## Exercise
Looking at the data below, count the lines that contain the string "Protection". Write only the total.
──────── Data to process
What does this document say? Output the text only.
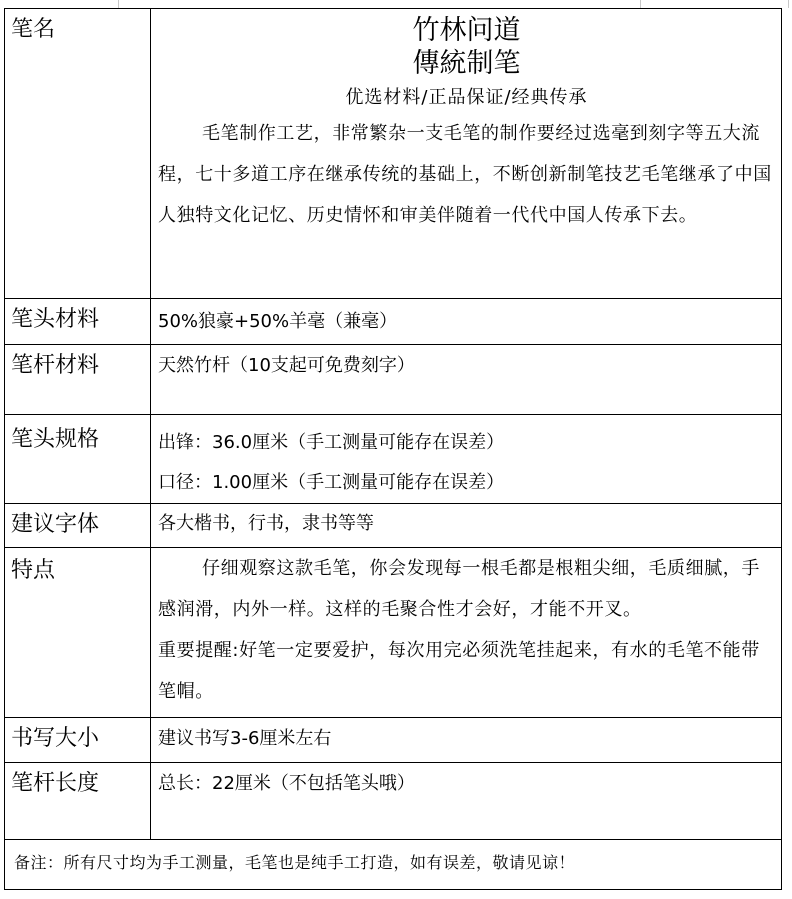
笔名	竹林问道
傳統制笔
优选材料/正品保证/经典传承
毛笔制作工艺，非常繁杂一支毛笔的制作要经过选毫到刻字等五大流程，七十多道工序在继承传统的基础上，不断创新制笔技艺毛笔继承了中国人独特文化记忆、历史情怀和审美伴随着一代代中国人传承下去。

笔头材料	50%狼豪+50%羊毫（兼毫）
笔杆材料	天然竹杆（10支起可免费刻字）
笔头规格	出锋：36.0厘米（手工测量可能存在误差）
口径：1.00厘米（手工测量可能存在误差）

建议字体	各大楷书，行书，隶书等等
特点	仔细观察这款毛笔，你会发现每一根毛都是根粗尖细，毛质细腻，手感润滑，内外一样。这样的毛聚合性才会好，才能不开叉。
重要提醒:好笔一定要爱护，每次用完必须洗笔挂起来，有水的毛笔不能带笔帽。

书写大小	建议书写3-6厘米左右
笔杆长度	总长：22厘米（不包括笔头哦）
备注：所有尺寸均为手工测量，毛笔也是纯手工打造，如有误差，敬请见谅！	
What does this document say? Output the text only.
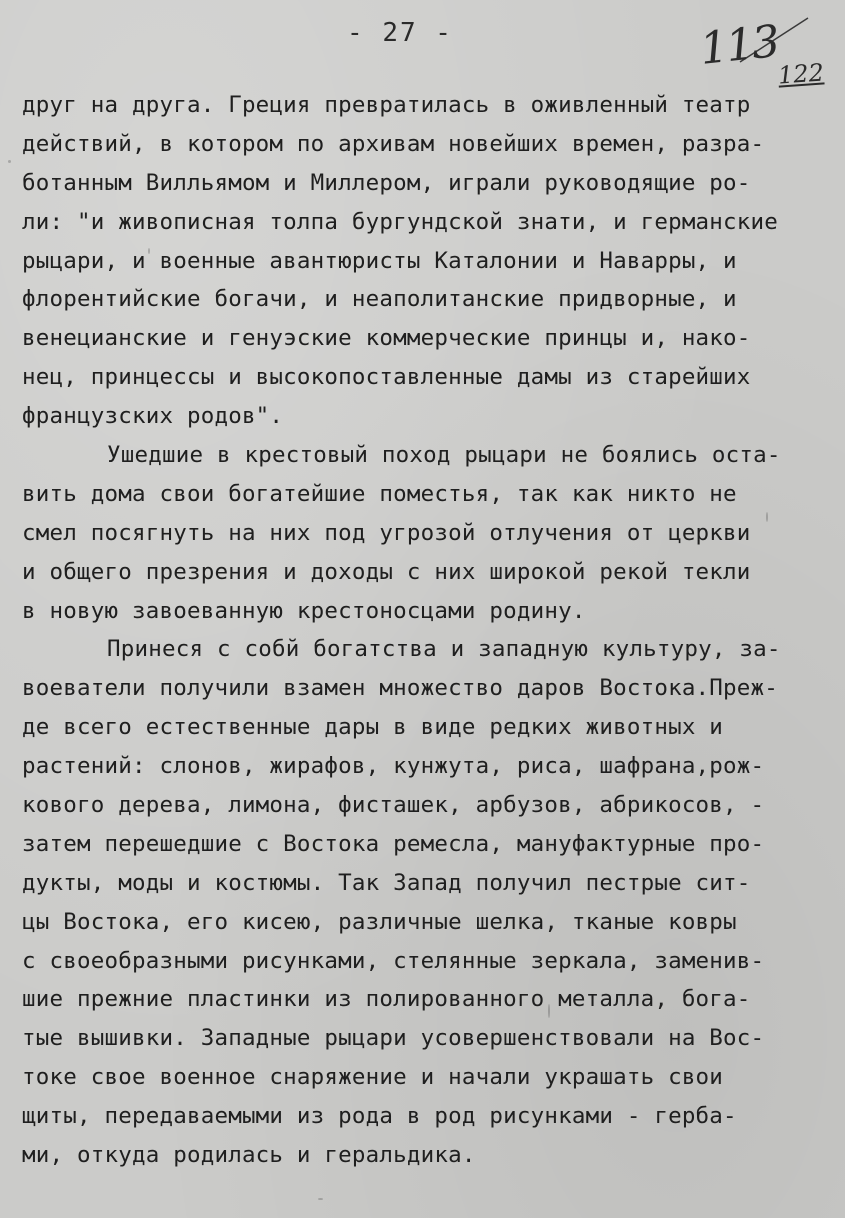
- 27 -	113
122
друг на друга. Греция превратилась в оживленный театр
действий, в котором по архивам новейших времен, разра-
ботанным Вилльямом и Миллером, играли руководящие ро-
ли: "и живописная толпа бургундской знати, и германские
рыцари, и военные авантюристы Каталонии и Наварры, и
флорентийские богачи, и неаполитанские придворные, и
венецианские и генуэские коммерческие принцы и, нако-
нец, принцессы и высокопоставленные дамы из старейших
французских родов".
Ушедшие в крестовый поход рыцари не боялись оста-
вить дома свои богатейшие поместья, так как никто не
смел посягнуть на них под угрозой отлучения от церкви
и общего презрения и доходы с них широкой рекой текли
в новую завоеванную крестоносцами родину.
Принеся с собй богатства и западную культуру, за-
воеватели получили взамен множество даров Востока.Преж-
де всего естественные дары в виде редких животных и
растений: слонов, жирафов, кунжута, риса, шафрана,рож-
кового дерева, лимона, фисташек, арбузов, абрикосов, -
затем перешедшие с Востока ремесла, мануфактурные про-
дукты, моды и костюмы. Так Запад получил пестрые сит-
цы Востока, его кисею, различные шелка, тканые ковры
с своеобразными рисунками, стелянные зеркала, заменив-
шие прежние пластинки из полированного металла, бога-
тые вышивки. Западные рыцари усовершенствовали на Вос-
токе свое военное снаряжение и начали украшать свои
щиты, передаваемыми из рода в род рисунками - герба-
ми, откуда родилась и геральдика.
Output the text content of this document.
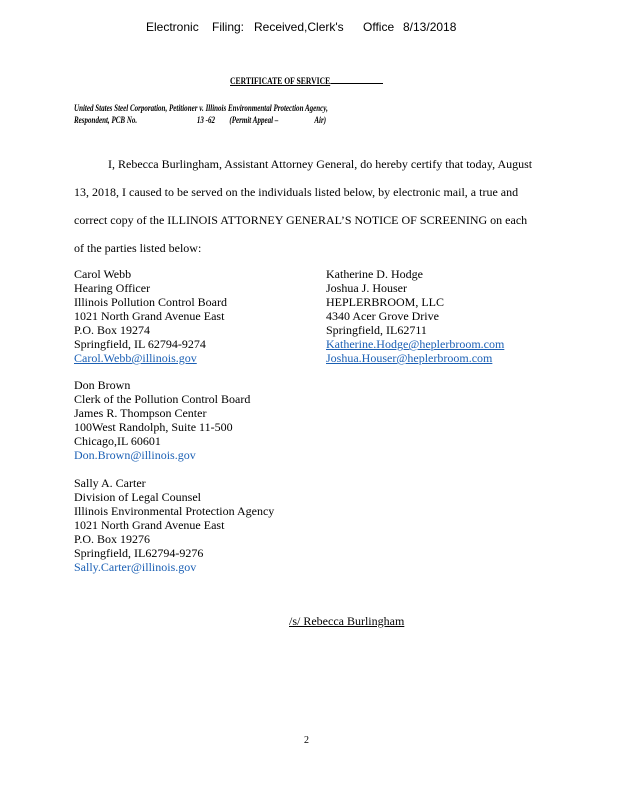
Electronic Filing: Received,Clerk's Office 8/13/2018
CERTIFICATE OF SERVICE
United States Steel Corporation, Petitioner v. Illinois Environmental Protection Agency,
Respondent, PCB No.	13 -62 (Permit Appeal –	Air)
I, Rebecca Burlingham, Assistant Attorney General, do hereby certify that today, August
13, 2018, I caused to be served on the individuals listed below, by electronic mail, a true and
correct copy of the ILLINOIS ATTORNEY GENERAL’S NOTICE OF SCREENING on each
of the parties listed below:
Carol Webb
Hearing Officer
Illinois Pollution Control Board
1021 North Grand Avenue East
P.O. Box 19274
Springfield, IL 62794-9274
Carol.Webb@illinois.gov
Katherine D. Hodge
Joshua J. Houser
HEPLERBROOM, LLC
4340 Acer Grove Drive
Springfield, IL62711
Katherine.Hodge@heplerbroom.com
Joshua.Houser@heplerbroom.com
Don Brown
Clerk of the Pollution Control Board
James R. Thompson Center
100West Randolph, Suite 11-500
Chicago,IL 60601
Don.Brown@illinois.gov
Sally A. Carter
Division of Legal Counsel
Illinois Environmental Protection Agency
1021 North Grand Avenue East
P.O. Box 19276
Springfield, IL62794-9276
Sally.Carter@illinois.gov
/s/ Rebecca Burlingham
2
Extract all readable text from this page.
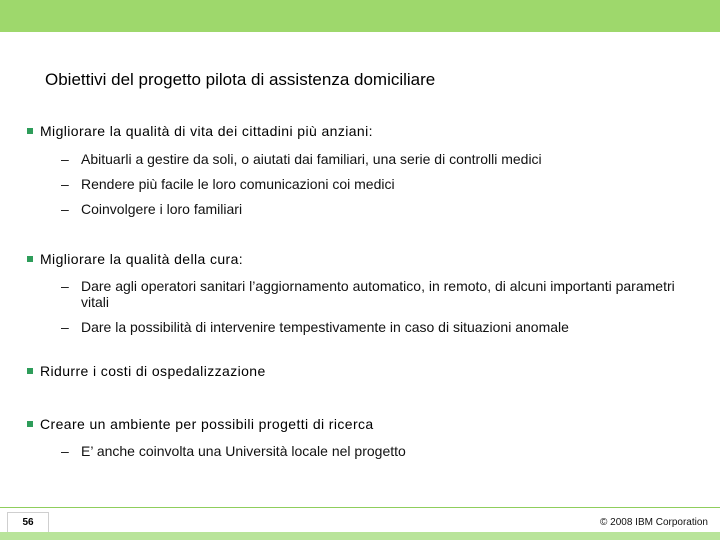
Obiettivi del progetto pilota di assistenza domiciliare
Migliorare la qualità di vita dei cittadini più anziani:
– Abituarli a gestire da soli, o aiutati dai familiari, una serie di controlli medici
– Rendere più facile le loro comunicazioni coi medici
– Coinvolgere i loro familiari
Migliorare la qualità della cura:
– Dare agli operatori sanitari l’aggiornamento automatico, in remoto, di alcuni importanti parametri vitali
– Dare la possibilità di intervenire tempestivamente in caso di situazioni anomale
Ridurre i costi di ospedalizzazione
Creare un ambiente per possibili progetti di ricerca
– E’ anche coinvolta una Università locale nel progetto
56	© 2008 IBM Corporation
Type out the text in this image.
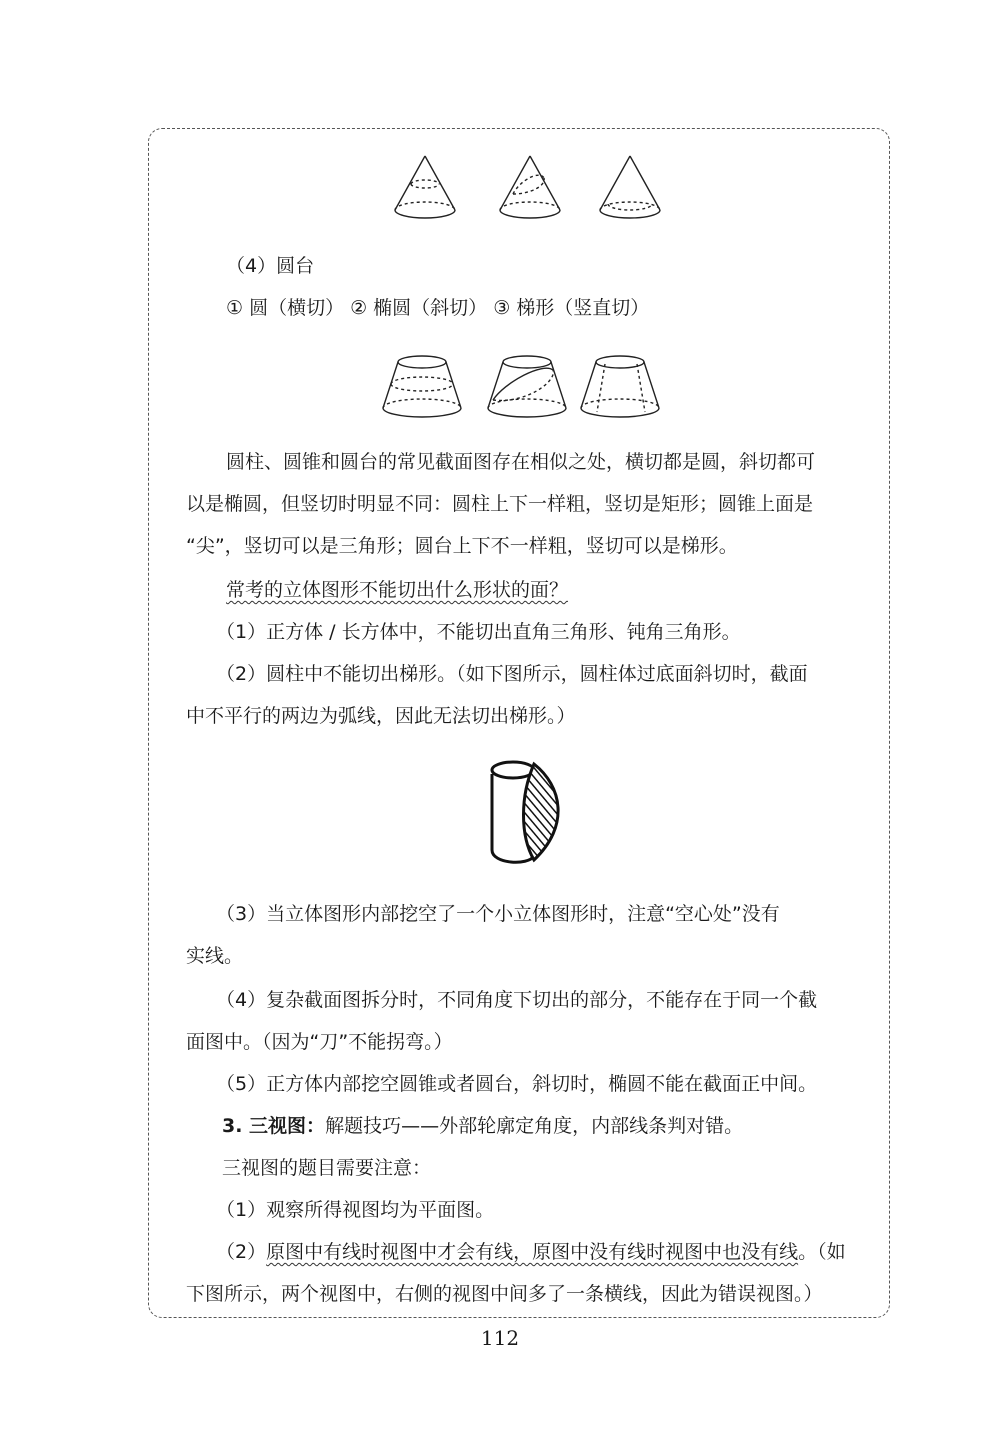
（4）圆台
① 圆（横切） ② 椭圆（斜切） ③ 梯形（竖直切）
圆柱、圆锥和圆台的常见截面图存在相似之处，横切都是圆，斜切都可
以是椭圆，但竖切时明显不同：圆柱上下一样粗，竖切是矩形；圆锥上面是
“尖”，竖切可以是三角形；圆台上下不一样粗，竖切可以是梯形。
常考的立体图形不能切出什么形状的面？
（1）正方体 / 长方体中，不能切出直角三角形、钝角三角形。
（2）圆柱中不能切出梯形。（如下图所示，圆柱体过底面斜切时，截面
中不平行的两边为弧线，因此无法切出梯形。）
（3）当立体图形内部挖空了一个小立体图形时，注意“空心处”没有
实线。
（4）复杂截面图拆分时，不同角度下切出的部分，不能存在于同一个截
面图中。（因为“刀”不能拐弯。）
（5）正方体内部挖空圆锥或者圆台，斜切时，椭圆不能在截面正中间。
3. 三视图：解题技巧——外部轮廓定角度，内部线条判对错。
三视图的题目需要注意：
（1）观察所得视图均为平面图。
（2）原图中有线时视图中才会有线，原图中没有线时视图中也没有线。（如
下图所示，两个视图中，右侧的视图中间多了一条横线，因此为错误视图。）
112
────────────────
## Answer below
2